◆ RECORDED INFORMATION ◆
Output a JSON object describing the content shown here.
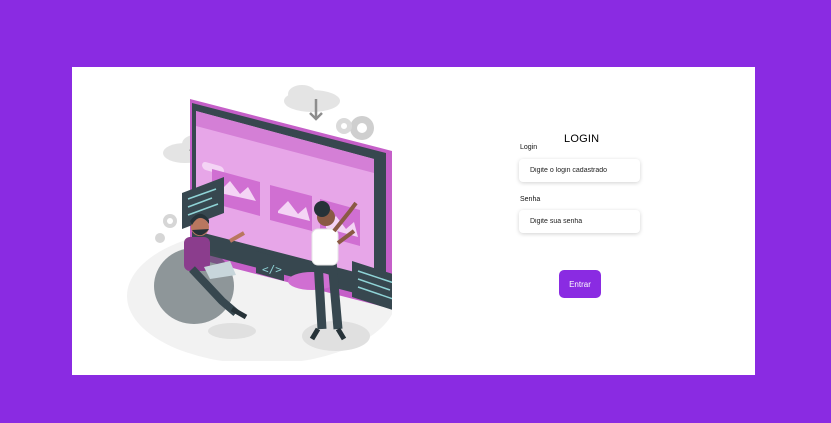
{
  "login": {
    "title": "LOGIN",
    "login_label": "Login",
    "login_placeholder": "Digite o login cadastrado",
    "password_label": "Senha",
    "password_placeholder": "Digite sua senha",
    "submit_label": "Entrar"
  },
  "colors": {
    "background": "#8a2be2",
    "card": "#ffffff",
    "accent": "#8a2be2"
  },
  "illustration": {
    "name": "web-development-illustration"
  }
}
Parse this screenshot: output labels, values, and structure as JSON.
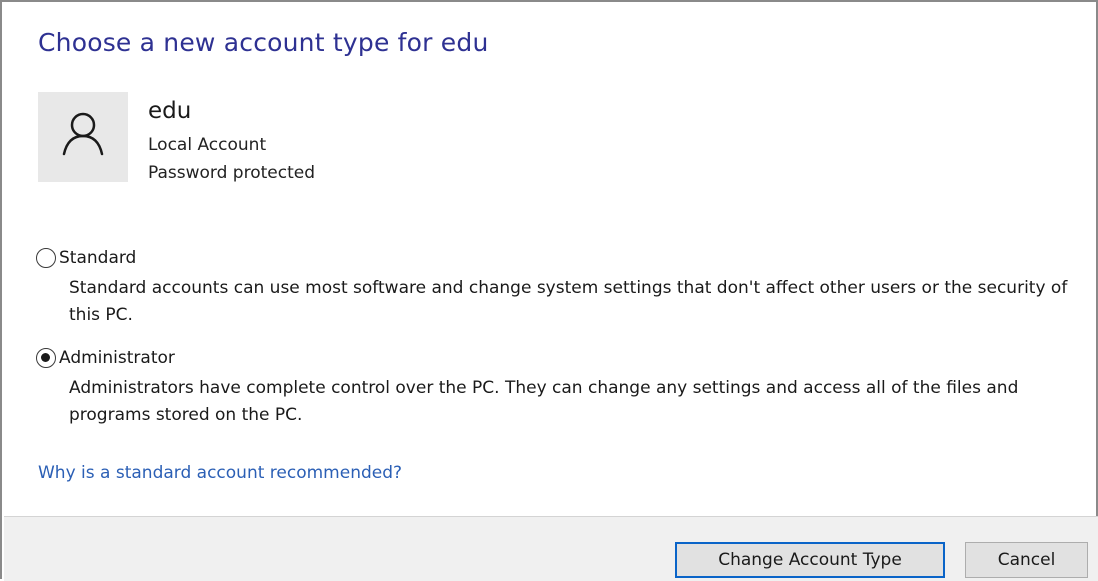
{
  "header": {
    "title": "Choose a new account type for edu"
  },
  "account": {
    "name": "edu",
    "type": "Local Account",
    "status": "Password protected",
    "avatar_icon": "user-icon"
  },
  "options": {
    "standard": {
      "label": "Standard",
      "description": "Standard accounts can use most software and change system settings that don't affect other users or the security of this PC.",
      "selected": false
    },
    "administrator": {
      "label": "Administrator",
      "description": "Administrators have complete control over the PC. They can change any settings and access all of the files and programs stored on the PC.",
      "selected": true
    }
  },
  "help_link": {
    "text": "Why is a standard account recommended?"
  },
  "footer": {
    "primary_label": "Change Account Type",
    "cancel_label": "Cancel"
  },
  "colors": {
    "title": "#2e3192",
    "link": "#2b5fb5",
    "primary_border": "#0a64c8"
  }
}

◆ INSTRUCTIONS TO FOLLOW ◆
Please write out the material from the line containing "Parse this screenshot: output" to its final line, both inclusive, exactly as it appears; pictures are not part of the copy.

◆ EXERCISE ANSWER ◆
Parse this screenshot: output labels, values, and structure as JSON.
{
  "header": {
    "title": "Choose a new account type for edu"
  },
  "account": {
    "name": "edu",
    "type": "Local Account",
    "status": "Password protected",
    "avatar_icon": "user-icon"
  },
  "options": {
    "standard": {
      "label": "Standard",
      "description": "Standard accounts can use most software and change system settings that don't affect other users or the security of this PC.",
      "selected": false
    },
    "administrator": {
      "label": "Administrator",
      "description": "Administrators have complete control over the PC. They can change any settings and access all of the files and programs stored on the PC.",
      "selected": true
    }
  },
  "help_link": {
    "text": "Why is a standard account recommended?"
  },
  "footer": {
    "primary_label": "Change Account Type",
    "cancel_label": "Cancel"
  },
  "colors": {
    "title": "#2e3192",
    "link": "#2b5fb5",
    "primary_border": "#0a64c8"
  }
}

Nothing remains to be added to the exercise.